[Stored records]
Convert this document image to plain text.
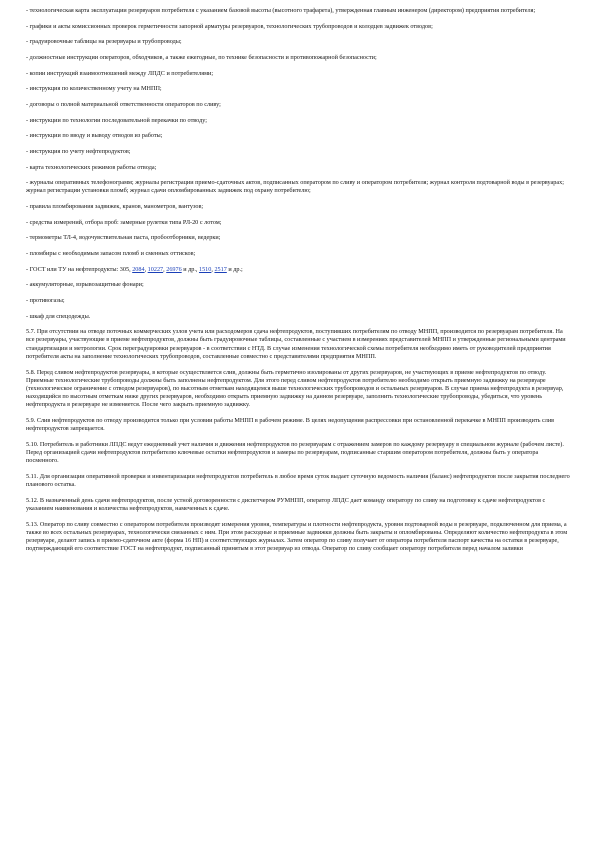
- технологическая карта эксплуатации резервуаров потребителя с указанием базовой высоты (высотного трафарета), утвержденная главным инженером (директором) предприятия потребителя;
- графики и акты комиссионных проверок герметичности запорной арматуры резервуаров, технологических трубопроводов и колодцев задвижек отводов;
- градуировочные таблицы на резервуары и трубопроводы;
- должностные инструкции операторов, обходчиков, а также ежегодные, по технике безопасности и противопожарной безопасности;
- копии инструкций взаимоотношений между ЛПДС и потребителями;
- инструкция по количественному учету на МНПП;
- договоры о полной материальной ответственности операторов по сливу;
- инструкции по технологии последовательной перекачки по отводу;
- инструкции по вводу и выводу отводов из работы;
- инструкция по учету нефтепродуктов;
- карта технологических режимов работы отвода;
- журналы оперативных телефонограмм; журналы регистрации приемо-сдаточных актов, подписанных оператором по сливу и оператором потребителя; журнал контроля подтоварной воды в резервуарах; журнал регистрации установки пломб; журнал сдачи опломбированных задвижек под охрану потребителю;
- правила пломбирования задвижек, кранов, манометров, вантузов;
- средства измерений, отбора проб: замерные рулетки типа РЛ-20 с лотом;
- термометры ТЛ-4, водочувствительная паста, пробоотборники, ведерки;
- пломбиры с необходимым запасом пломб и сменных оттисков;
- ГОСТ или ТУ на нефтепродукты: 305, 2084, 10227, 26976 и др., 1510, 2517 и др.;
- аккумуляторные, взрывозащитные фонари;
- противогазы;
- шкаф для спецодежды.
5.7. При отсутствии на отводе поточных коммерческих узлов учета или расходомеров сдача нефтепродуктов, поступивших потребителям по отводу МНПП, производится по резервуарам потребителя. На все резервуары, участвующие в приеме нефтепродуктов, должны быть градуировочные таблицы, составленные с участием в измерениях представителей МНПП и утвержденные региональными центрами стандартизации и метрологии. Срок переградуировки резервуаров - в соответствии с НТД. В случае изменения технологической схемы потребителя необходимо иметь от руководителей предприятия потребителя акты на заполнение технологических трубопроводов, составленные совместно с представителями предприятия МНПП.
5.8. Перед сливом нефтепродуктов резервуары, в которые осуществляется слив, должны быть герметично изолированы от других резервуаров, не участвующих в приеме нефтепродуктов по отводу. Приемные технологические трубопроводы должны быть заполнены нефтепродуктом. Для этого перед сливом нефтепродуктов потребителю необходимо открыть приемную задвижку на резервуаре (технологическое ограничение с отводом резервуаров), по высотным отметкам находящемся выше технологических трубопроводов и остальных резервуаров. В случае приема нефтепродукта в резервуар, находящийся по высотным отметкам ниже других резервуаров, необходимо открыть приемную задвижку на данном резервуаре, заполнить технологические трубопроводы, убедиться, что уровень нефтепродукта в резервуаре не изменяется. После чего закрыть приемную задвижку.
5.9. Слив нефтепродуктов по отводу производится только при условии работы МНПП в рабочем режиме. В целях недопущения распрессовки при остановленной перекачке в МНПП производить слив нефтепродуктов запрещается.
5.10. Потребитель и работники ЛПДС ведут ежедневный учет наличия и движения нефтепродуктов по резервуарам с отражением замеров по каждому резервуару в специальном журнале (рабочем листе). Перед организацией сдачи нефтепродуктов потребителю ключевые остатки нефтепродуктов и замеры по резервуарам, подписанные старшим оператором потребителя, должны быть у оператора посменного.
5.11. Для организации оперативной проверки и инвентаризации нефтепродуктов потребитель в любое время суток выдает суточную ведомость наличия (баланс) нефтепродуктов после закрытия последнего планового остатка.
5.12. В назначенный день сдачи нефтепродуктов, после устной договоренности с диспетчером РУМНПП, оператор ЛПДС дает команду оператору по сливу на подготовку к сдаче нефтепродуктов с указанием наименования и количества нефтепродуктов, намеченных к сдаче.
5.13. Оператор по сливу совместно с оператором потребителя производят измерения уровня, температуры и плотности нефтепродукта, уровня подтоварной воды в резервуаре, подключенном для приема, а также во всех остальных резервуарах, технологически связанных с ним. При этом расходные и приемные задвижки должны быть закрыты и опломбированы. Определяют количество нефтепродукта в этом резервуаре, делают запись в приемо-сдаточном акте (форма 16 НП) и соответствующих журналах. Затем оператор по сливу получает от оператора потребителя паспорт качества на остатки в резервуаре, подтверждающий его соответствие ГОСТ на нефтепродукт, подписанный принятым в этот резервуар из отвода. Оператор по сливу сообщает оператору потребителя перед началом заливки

• [PROBLEM REQUIREMENTS]:
Return the material exactly as given, apart from the pictures.

• [TASK RESPONSE]:
Convert this document image to plain text.
- технологическая карта эксплуатации резервуаров потребителя с указанием базовой высоты (высотного трафарета), утвержденная главным инженером (директором) предприятия потребителя;
- графики и акты комиссионных проверок герметичности запорной арматуры резервуаров, технологических трубопроводов и колодцев задвижек отводов;
- градуировочные таблицы на резервуары и трубопроводы;
- должностные инструкции операторов, обходчиков, а также ежегодные, по технике безопасности и противопожарной безопасности;
- копии инструкций взаимоотношений между ЛПДС и потребителями;
- инструкция по количественному учету на МНПП;
- договоры о полной материальной ответственности операторов по сливу;
- инструкции по технологии последовательной перекачки по отводу;
- инструкции по вводу и выводу отводов из работы;
- инструкция по учету нефтепродуктов;
- карта технологических режимов работы отвода;
- журналы оперативных телефонограмм; журналы регистрации приемо-сдаточных актов, подписанных оператором по сливу и оператором потребителя; журнал контроля подтоварной воды в резервуарах; журнал регистрации установки пломб; журнал сдачи опломбированных задвижек под охрану потребителю;
- правила пломбирования задвижек, кранов, манометров, вантузов;
- средства измерений, отбора проб: замерные рулетки типа РЛ-20 с лотом;
- термометры ТЛ-4, водочувствительная паста, пробоотборники, ведерки;
- пломбиры с необходимым запасом пломб и сменных оттисков;
- ГОСТ или ТУ на нефтепродукты: 305, 2084, 10227, 26976 и др., 1510, 2517 и др.;
- аккумуляторные, взрывозащитные фонари;
- противогазы;
- шкаф для спецодежды.
5.7. При отсутствии на отводе поточных коммерческих узлов учета или расходомеров сдача нефтепродуктов, поступивших потребителям по отводу МНПП, производится по резервуарам потребителя. На все резервуары, участвующие в приеме нефтепродуктов, должны быть градуировочные таблицы, составленные с участием в измерениях представителей МНПП и утвержденные региональными центрами стандартизации и метрологии. Срок переградуировки резервуаров - в соответствии с НТД. В случае изменения технологической схемы потребителя необходимо иметь от руководителей предприятия потребителя акты на заполнение технологических трубопроводов, составленные совместно с представителями предприятия МНПП.
5.8. Перед сливом нефтепродуктов резервуары, в которые осуществляется слив, должны быть герметично изолированы от других резервуаров, не участвующих в приеме нефтепродуктов по отводу. Приемные технологические трубопроводы должны быть заполнены нефтепродуктом. Для этого перед сливом нефтепродуктов потребителю необходимо открыть приемную задвижку на резервуаре (технологическое ограничение с отводом резервуаров), по высотным отметкам находящемся выше технологических трубопроводов и остальных резервуаров. В случае приема нефтепродукта в резервуар, находящийся по высотным отметкам ниже других резервуаров, необходимо открыть приемную задвижку на данном резервуаре, заполнить технологические трубопроводы, убедиться, что уровень нефтепродукта в резервуаре не изменяется. После чего закрыть приемную задвижку.
5.9. Слив нефтепродуктов по отводу производится только при условии работы МНПП в рабочем режиме. В целях недопущения распрессовки при остановленной перекачке в МНПП производить слив нефтепродуктов запрещается.
5.10. Потребитель и работники ЛПДС ведут ежедневный учет наличия и движения нефтепродуктов по резервуарам с отражением замеров по каждому резервуару в специальном журнале (рабочем листе). Перед организацией сдачи нефтепродуктов потребителю ключевые остатки нефтепродуктов и замеры по резервуарам, подписанные старшим оператором потребителя, должны быть у оператора посменного.
5.11. Для организации оперативной проверки и инвентаризации нефтепродуктов потребитель в любое время суток выдает суточную ведомость наличия (баланс) нефтепродуктов после закрытия последнего планового остатка.
5.12. В назначенный день сдачи нефтепродуктов, после устной договоренности с диспетчером РУМНПП, оператор ЛПДС дает команду оператору по сливу на подготовку к сдаче нефтепродуктов с указанием наименования и количества нефтепродуктов, намеченных к сдаче.
5.13. Оператор по сливу совместно с оператором потребителя производят измерения уровня, температуры и плотности нефтепродукта, уровня подтоварной воды в резервуаре, подключенном для приема, а также во всех остальных резервуарах, технологически связанных с ним. При этом расходные и приемные задвижки должны быть закрыты и опломбированы. Определяют количество нефтепродукта в этом резервуаре, делают запись в приемо-сдаточном акте (форма 16 НП) и соответствующих журналах. Затем оператор по сливу получает от оператора потребителя паспорт качества на остатки в резервуаре, подтверждающий его соответствие ГОСТ на нефтепродукт, подписанный принятым в этот резервуар из отвода. Оператор по сливу сообщает оператору потребителя перед началом заливки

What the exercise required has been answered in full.